Take the lines from the one containing "Extract all readable text from this page." through the final line below and restate them exactly. Omit the pictures.
[Start Listed entries]
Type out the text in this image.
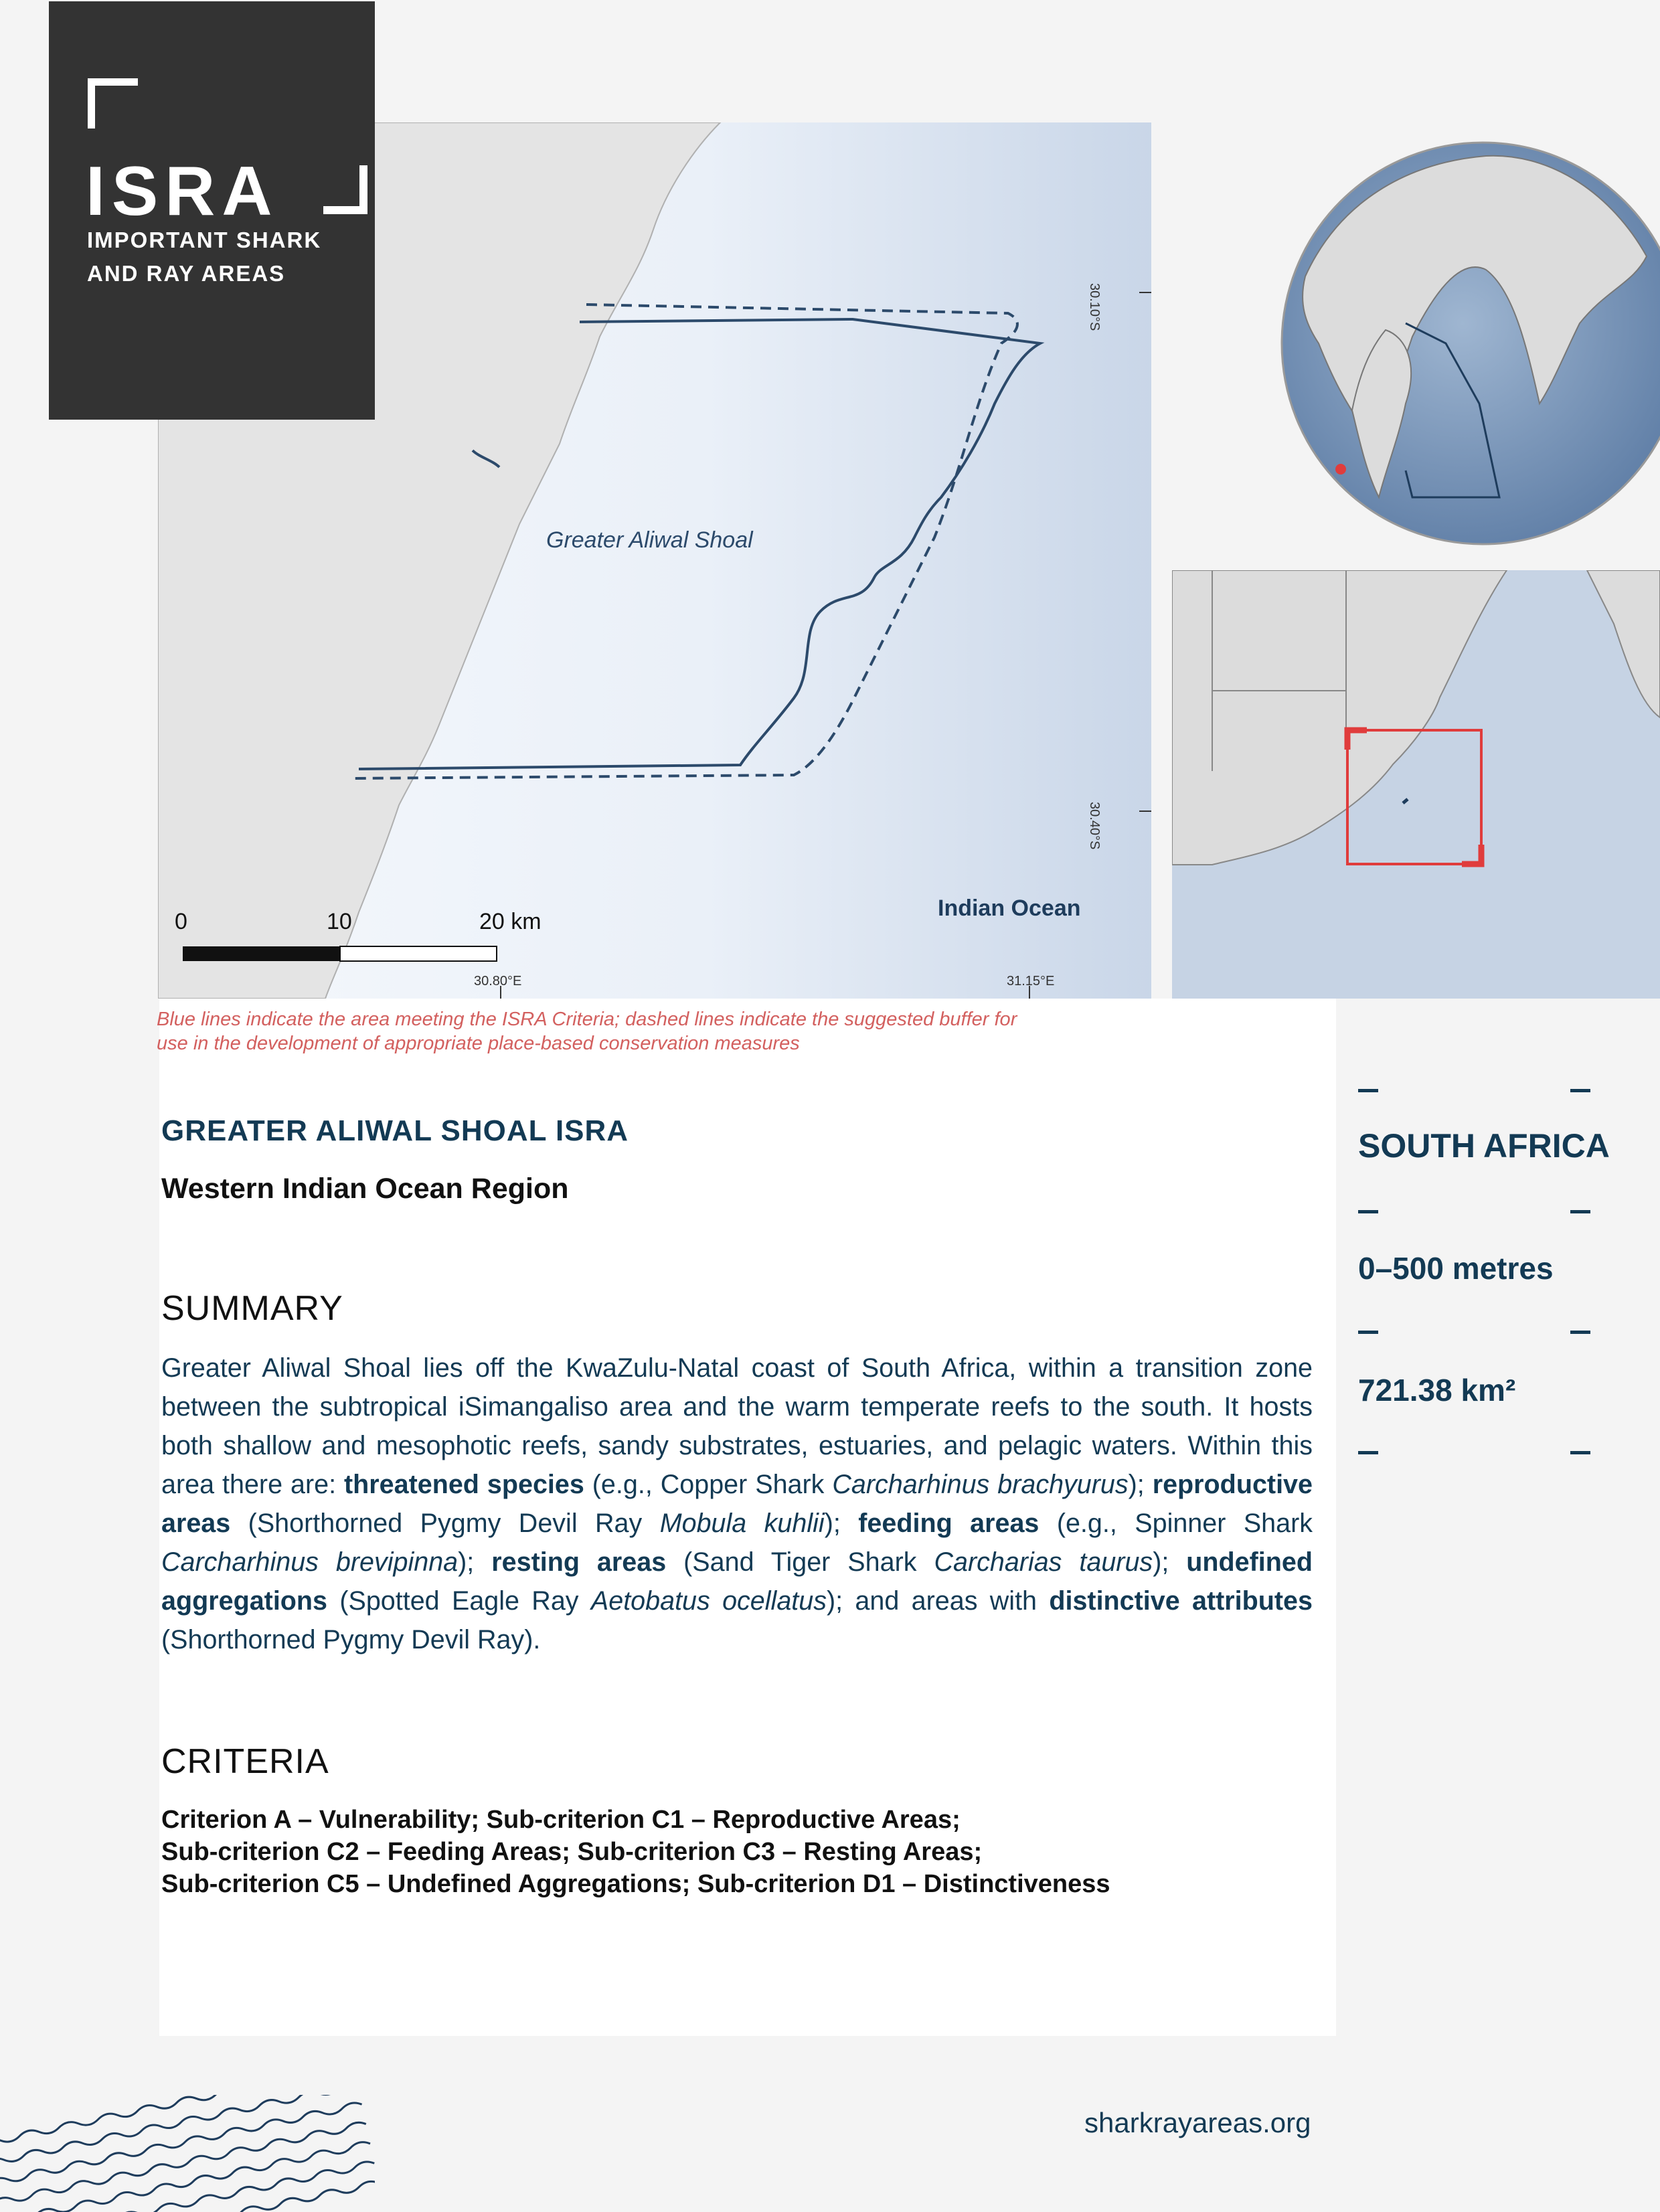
Greater Aliwal Shoal
Indian Ocean
0	10	20 km
30.80°E	31.15°E
30.10°S
30.40°S
ISRA
IMPORTANT SHARK
AND RAY AREAS
Blue lines indicate the area meeting the ISRA Criteria; dashed lines indicate the suggested buffer for
use in the development of appropriate place-based conservation measures
GREATER ALIWAL SHOAL ISRA
Western Indian Ocean Region
SUMMARY
Greater Aliwal Shoal lies off the KwaZulu-Natal coast of South Africa, within a transition zone between the subtropical iSimangaliso area and the warm temperate reefs to the south. It hosts both shallow and mesophotic reefs, sandy substrates, estuaries, and pelagic waters. Within this area there are: threatened species (e.g., Copper Shark Carcharhinus brachyurus); reproductive areas (Shorthorned Pygmy Devil Ray Mobula kuhlii); feeding areas (e.g., Spinner Shark Carcharhinus brevipinna); resting areas (Sand Tiger Shark Carcharias taurus); undefined aggregations (Spotted Eagle Ray Aetobatus ocellatus); and areas with distinctive attributes (Shorthorned Pygmy Devil Ray).
CRITERIA
Criterion A – Vulnerability; Sub-criterion C1 – Reproductive Areas;
Sub-criterion C2 – Feeding Areas; Sub-criterion C3 – Resting Areas;
Sub-criterion C5 – Undefined Aggregations; Sub-criterion D1 – Distinctiveness
SOUTH AFRICA
0–500 metres
721.38 km²
sharkrayareas.org
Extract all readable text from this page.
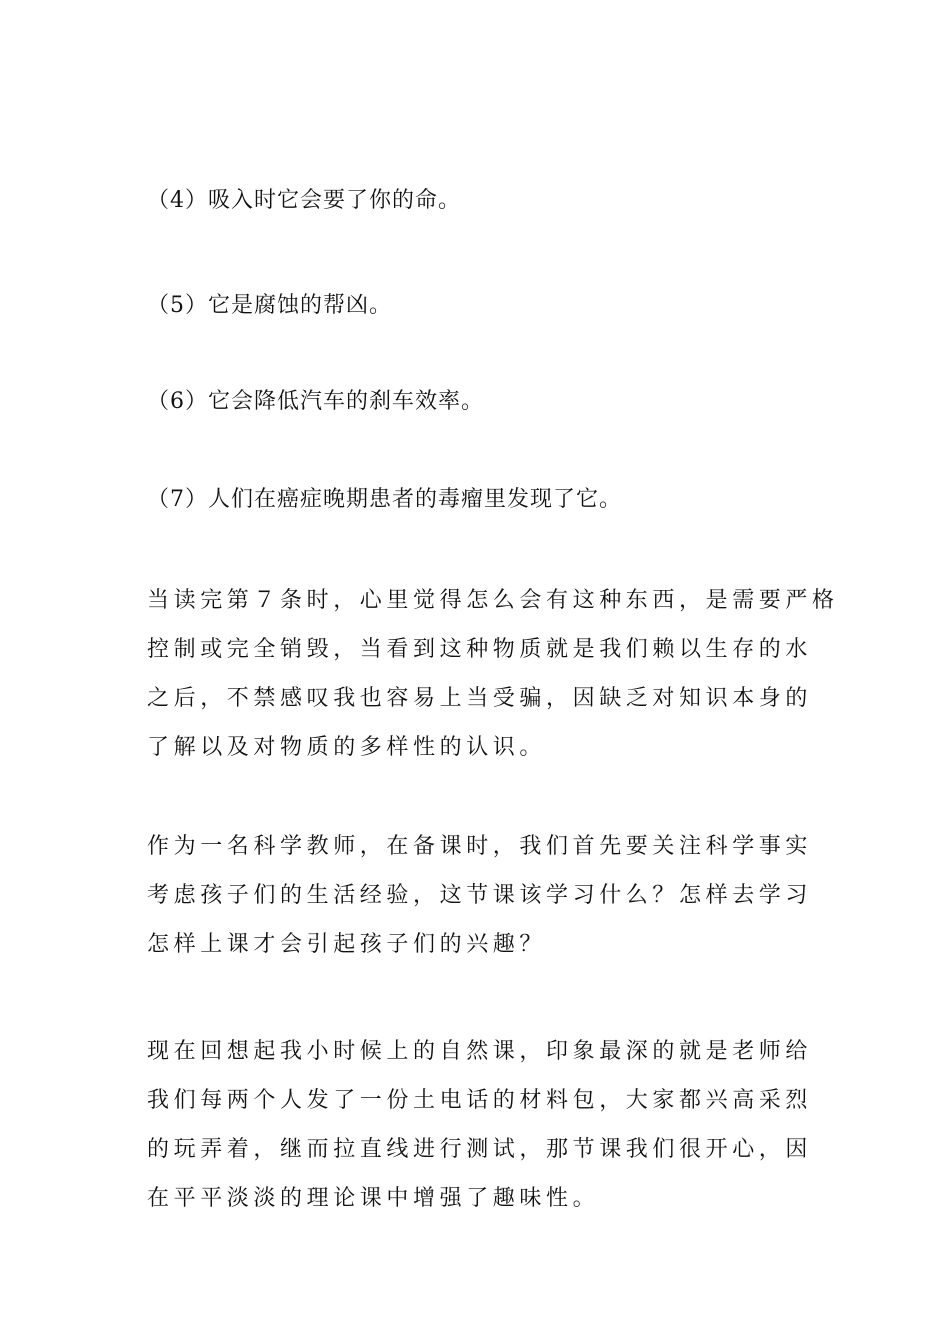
（4）吸入时它会要了你的命。
（5）它是腐蚀的帮凶。
（6）它会降低汽车的刹车效率。
（7）人们在癌症晚期患者的毒瘤里发现了它。
当读完第７条时，心里觉得怎么会有这种东西，是需要严格
控制或完全销毁，当看到这种物质就是我们赖以生存的水
之后，不禁感叹我也容易上当受骗，因缺乏对知识本身的
了解以及对物质的多样性的认识。
作为一名科学教师，在备课时，我们首先要关注科学事实
考虑孩子们的生活经验，这节课该学习什么？怎样去学习
怎样上课才会引起孩子们的兴趣？
现在回想起我小时候上的自然课，印象最深的就是老师给
我们每两个人发了一份土电话的材料包，大家都兴高采烈
的玩弄着，继而拉直线进行测试，那节课我们很开心，因
在平平淡淡的理论课中增强了趣味性。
[End Listed entries]
» **Answer to the problem**
Extract all readable text from this page.
（4）吸入时它会要了你的命。
（5）它是腐蚀的帮凶。
（6）它会降低汽车的刹车效率。
（7）人们在癌症晚期患者的毒瘤里发现了它。
当读完第７条时，心里觉得怎么会有这种东西，是需要严格
控制或完全销毁，当看到这种物质就是我们赖以生存的水
之后，不禁感叹我也容易上当受骗，因缺乏对知识本身的
了解以及对物质的多样性的认识。
作为一名科学教师，在备课时，我们首先要关注科学事实
考虑孩子们的生活经验，这节课该学习什么？怎样去学习
怎样上课才会引起孩子们的兴趣？
现在回想起我小时候上的自然课，印象最深的就是老师给
我们每两个人发了一份土电话的材料包，大家都兴高采烈
的玩弄着，继而拉直线进行测试，那节课我们很开心，因
在平平淡淡的理论课中增强了趣味性。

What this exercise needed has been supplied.